» Short exercise:
Output every entry exactly as given.

» Supplied data:
>>>>>

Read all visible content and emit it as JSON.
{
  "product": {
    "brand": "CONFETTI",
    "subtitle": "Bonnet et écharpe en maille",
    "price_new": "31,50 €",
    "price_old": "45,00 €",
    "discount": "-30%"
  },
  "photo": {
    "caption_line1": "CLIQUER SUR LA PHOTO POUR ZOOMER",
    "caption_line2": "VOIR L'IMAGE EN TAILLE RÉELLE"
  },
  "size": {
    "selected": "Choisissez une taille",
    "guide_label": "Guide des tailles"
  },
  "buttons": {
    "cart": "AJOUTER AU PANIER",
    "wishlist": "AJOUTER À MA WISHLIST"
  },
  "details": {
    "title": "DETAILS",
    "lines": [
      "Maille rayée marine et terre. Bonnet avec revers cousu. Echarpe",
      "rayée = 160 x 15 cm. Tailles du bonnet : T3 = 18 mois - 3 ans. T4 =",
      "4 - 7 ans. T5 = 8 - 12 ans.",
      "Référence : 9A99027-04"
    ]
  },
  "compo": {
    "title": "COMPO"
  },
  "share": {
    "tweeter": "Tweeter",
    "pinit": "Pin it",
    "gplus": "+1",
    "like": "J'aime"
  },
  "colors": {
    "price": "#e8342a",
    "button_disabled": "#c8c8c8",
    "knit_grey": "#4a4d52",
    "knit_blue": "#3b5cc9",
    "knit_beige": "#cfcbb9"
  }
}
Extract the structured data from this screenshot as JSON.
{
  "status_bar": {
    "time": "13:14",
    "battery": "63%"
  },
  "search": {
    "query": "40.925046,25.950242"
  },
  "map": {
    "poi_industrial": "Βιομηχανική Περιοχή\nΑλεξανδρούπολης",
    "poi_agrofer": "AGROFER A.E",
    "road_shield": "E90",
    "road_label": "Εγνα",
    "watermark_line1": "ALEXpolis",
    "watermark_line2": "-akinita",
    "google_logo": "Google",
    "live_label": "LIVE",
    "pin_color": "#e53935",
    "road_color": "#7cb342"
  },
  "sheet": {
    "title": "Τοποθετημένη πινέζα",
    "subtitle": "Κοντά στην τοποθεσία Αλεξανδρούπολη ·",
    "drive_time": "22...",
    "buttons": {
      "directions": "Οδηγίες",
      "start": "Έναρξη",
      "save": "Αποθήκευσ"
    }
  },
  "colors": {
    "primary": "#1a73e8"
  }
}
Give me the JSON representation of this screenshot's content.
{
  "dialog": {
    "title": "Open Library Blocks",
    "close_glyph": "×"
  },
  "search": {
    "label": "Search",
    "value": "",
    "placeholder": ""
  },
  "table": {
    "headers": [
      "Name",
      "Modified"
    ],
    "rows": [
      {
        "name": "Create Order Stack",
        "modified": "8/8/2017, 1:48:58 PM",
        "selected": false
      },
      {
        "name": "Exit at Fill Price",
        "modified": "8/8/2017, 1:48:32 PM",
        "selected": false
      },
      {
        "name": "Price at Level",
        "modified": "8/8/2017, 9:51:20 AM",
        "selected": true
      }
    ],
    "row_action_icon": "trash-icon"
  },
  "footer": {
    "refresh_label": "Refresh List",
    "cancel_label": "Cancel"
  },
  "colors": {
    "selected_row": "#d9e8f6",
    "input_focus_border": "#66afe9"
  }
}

<<<<<

» Complete answer:
Read all visible content and emit it as JSON.
{
  "product": {
    "brand": "CONFETTI",
    "subtitle": "Bonnet et écharpe en maille",
    "price_new": "31,50 €",
    "price_old": "45,00 €",
    "discount": "-30%"
  },
  "photo": {
    "caption_line1": "CLIQUER SUR LA PHOTO POUR ZOOMER",
    "caption_line2": "VOIR L'IMAGE EN TAILLE RÉELLE"
  },
  "size": {
    "selected": "Choisissez une taille",
    "guide_label": "Guide des tailles"
  },
  "buttons": {
    "cart": "AJOUTER AU PANIER",
    "wishlist": "AJOUTER À MA WISHLIST"
  },
  "details": {
    "title": "DETAILS",
    "lines": [
      "Maille rayée marine et terre. Bonnet avec revers cousu. Echarpe",
      "rayée = 160 x 15 cm. Tailles du bonnet : T3 = 18 mois - 3 ans. T4 =",
      "4 - 7 ans. T5 = 8 - 12 ans.",
      "Référence : 9A99027-04"
    ]
  },
  "compo": {
    "title": "COMPO"
  },
  "share": {
    "tweeter": "Tweeter",
    "pinit": "Pin it",
    "gplus": "+1",
    "like": "J'aime"
  },
  "colors": {
    "price": "#e8342a",
    "button_disabled": "#c8c8c8",
    "knit_grey": "#4a4d52",
    "knit_blue": "#3b5cc9",
    "knit_beige": "#cfcbb9"
  }
}
Extract the structured data from this screenshot as JSON.
{
  "status_bar": {
    "time": "13:14",
    "battery": "63%"
  },
  "search": {
    "query": "40.925046,25.950242"
  },
  "map": {
    "poi_industrial": "Βιομηχανική Περιοχή\nΑλεξανδρούπολης",
    "poi_agrofer": "AGROFER A.E",
    "road_shield": "E90",
    "road_label": "Εγνα",
    "watermark_line1": "ALEXpolis",
    "watermark_line2": "-akinita",
    "google_logo": "Google",
    "live_label": "LIVE",
    "pin_color": "#e53935",
    "road_color": "#7cb342"
  },
  "sheet": {
    "title": "Τοποθετημένη πινέζα",
    "subtitle": "Κοντά στην τοποθεσία Αλεξανδρούπολη ·",
    "drive_time": "22...",
    "buttons": {
      "directions": "Οδηγίες",
      "start": "Έναρξη",
      "save": "Αποθήκευσ"
    }
  },
  "colors": {
    "primary": "#1a73e8"
  }
}
Give me the JSON representation of this screenshot's content.
{
  "dialog": {
    "title": "Open Library Blocks",
    "close_glyph": "×"
  },
  "search": {
    "label": "Search",
    "value": "",
    "placeholder": ""
  },
  "table": {
    "headers": [
      "Name",
      "Modified"
    ],
    "rows": [
      {
        "name": "Create Order Stack",
        "modified": "8/8/2017, 1:48:58 PM",
        "selected": false
      },
      {
        "name": "Exit at Fill Price",
        "modified": "8/8/2017, 1:48:32 PM",
        "selected": false
      },
      {
        "name": "Price at Level",
        "modified": "8/8/2017, 9:51:20 AM",
        "selected": true
      }
    ],
    "row_action_icon": "trash-icon"
  },
  "footer": {
    "refresh_label": "Refresh List",
    "cancel_label": "Cancel"
  },
  "colors": {
    "selected_row": "#d9e8f6",
    "input_focus_border": "#66afe9"
  }
}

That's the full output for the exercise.